● **What you will do**
Extract every line below, verbatim.

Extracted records
::::::
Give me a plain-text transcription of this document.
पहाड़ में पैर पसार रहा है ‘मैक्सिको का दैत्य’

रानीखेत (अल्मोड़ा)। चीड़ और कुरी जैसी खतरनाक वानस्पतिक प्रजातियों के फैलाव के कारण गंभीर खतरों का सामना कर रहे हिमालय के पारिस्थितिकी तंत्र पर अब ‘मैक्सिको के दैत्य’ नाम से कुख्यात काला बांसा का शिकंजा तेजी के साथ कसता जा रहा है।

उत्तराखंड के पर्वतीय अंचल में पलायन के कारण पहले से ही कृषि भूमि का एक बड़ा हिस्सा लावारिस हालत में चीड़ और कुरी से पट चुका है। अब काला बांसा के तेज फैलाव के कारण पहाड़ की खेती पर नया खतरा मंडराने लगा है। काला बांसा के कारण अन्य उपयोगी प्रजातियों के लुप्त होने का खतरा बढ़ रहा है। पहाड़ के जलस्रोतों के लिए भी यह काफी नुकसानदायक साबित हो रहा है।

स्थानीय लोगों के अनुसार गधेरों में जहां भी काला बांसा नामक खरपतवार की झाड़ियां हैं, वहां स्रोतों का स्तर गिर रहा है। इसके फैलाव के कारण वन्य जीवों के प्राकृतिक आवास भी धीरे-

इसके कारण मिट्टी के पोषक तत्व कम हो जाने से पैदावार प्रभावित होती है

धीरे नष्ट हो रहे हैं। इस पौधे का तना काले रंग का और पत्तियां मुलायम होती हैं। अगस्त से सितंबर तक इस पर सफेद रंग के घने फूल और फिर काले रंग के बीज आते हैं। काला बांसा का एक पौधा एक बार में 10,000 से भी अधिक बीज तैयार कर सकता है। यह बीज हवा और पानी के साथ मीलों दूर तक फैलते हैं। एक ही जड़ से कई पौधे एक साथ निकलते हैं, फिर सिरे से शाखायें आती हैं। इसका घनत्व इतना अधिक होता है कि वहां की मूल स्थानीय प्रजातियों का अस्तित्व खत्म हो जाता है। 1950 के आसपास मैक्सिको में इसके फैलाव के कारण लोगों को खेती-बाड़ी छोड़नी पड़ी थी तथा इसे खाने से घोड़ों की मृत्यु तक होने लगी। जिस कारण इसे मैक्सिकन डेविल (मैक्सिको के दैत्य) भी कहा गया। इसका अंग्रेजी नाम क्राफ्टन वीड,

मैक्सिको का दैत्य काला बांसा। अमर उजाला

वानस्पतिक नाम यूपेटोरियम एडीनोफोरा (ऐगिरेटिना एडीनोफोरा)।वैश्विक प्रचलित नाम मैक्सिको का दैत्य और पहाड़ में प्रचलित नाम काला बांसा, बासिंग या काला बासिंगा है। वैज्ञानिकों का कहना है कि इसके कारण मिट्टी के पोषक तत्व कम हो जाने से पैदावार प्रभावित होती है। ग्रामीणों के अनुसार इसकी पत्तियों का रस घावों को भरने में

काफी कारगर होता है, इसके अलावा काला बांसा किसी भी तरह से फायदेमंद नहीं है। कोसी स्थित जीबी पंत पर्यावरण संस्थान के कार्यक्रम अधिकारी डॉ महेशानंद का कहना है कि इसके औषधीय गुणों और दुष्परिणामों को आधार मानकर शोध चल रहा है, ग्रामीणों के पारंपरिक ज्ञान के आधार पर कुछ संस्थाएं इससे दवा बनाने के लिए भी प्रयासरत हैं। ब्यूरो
::::::
● **Task solution**
Give me a plain-text transcription of this document.
पहाड़ में पैर पसार रहा है ‘मैक्सिको का दैत्य’

रानीखेत (अल्मोड़ा)। चीड़ और कुरी जैसी खतरनाक वानस्पतिक प्रजातियों के फैलाव के कारण गंभीर खतरों का सामना कर रहे हिमालय के पारिस्थितिकी तंत्र पर अब ‘मैक्सिको के दैत्य’ नाम से कुख्यात काला बांसा का शिकंजा तेजी के साथ कसता जा रहा है।

उत्तराखंड के पर्वतीय अंचल में पलायन के कारण पहले से ही कृषि भूमि का एक बड़ा हिस्सा लावारिस हालत में चीड़ और कुरी से पट चुका है। अब काला बांसा के तेज फैलाव के कारण पहाड़ की खेती पर नया खतरा मंडराने लगा है। काला बांसा के कारण अन्य उपयोगी प्रजातियों के लुप्त होने का खतरा बढ़ रहा है। पहाड़ के जलस्रोतों के लिए भी यह काफी नुकसानदायक साबित हो रहा है।

स्थानीय लोगों के अनुसार गधेरों में जहां भी काला बांसा नामक खरपतवार की झाड़ियां हैं, वहां स्रोतों का स्तर गिर रहा है। इसके फैलाव के कारण वन्य जीवों के प्राकृतिक आवास भी धीरे-

इसके कारण मिट्टी के पोषक तत्व कम हो जाने से पैदावार प्रभावित होती है

धीरे नष्ट हो रहे हैं। इस पौधे का तना काले रंग का और पत्तियां मुलायम होती हैं। अगस्त से सितंबर तक इस पर सफेद रंग के घने फूल और फिर काले रंग के बीज आते हैं। काला बांसा का एक पौधा एक बार में 10,000 से भी अधिक बीज तैयार कर सकता है। यह बीज हवा और पानी के साथ मीलों दूर तक फैलते हैं। एक ही जड़ से कई पौधे एक साथ निकलते हैं, फिर सिरे से शाखायें आती हैं। इसका घनत्व इतना अधिक होता है कि वहां की मूल स्थानीय प्रजातियों का अस्तित्व खत्म हो जाता है। 1950 के आसपास मैक्सिको में इसके फैलाव के कारण लोगों को खेती-बाड़ी छोड़नी पड़ी थी तथा इसे खाने से घोड़ों की मृत्यु तक होने लगी। जिस कारण इसे मैक्सिकन डेविल (मैक्सिको के दैत्य) भी कहा गया। इसका अंग्रेजी नाम क्राफ्टन वीड,

मैक्सिको का दैत्य काला बांसा। अमर उजाला

वानस्पतिक नाम यूपेटोरियम एडीनोफोरा (ऐगिरेटिना एडीनोफोरा)।वैश्विक प्रचलित नाम मैक्सिको का दैत्य और पहाड़ में प्रचलित नाम काला बांसा, बासिंग या काला बासिंगा है। वैज्ञानिकों का कहना है कि इसके कारण मिट्टी के पोषक तत्व कम हो जाने से पैदावार प्रभावित होती है। ग्रामीणों के अनुसार इसकी पत्तियों का रस घावों को भरने में

काफी कारगर होता है, इसके अलावा काला बांसा किसी भी तरह से फायदेमंद नहीं है। कोसी स्थित जीबी पंत पर्यावरण संस्थान के कार्यक्रम अधिकारी डॉ महेशानंद का कहना है कि इसके औषधीय गुणों और दुष्परिणामों को आधार मानकर शोध चल रहा है, ग्रामीणों के पारंपरिक ज्ञान के आधार पर कुछ संस्थाएं इससे दवा बनाने के लिए भी प्रयासरत हैं। ब्यूरो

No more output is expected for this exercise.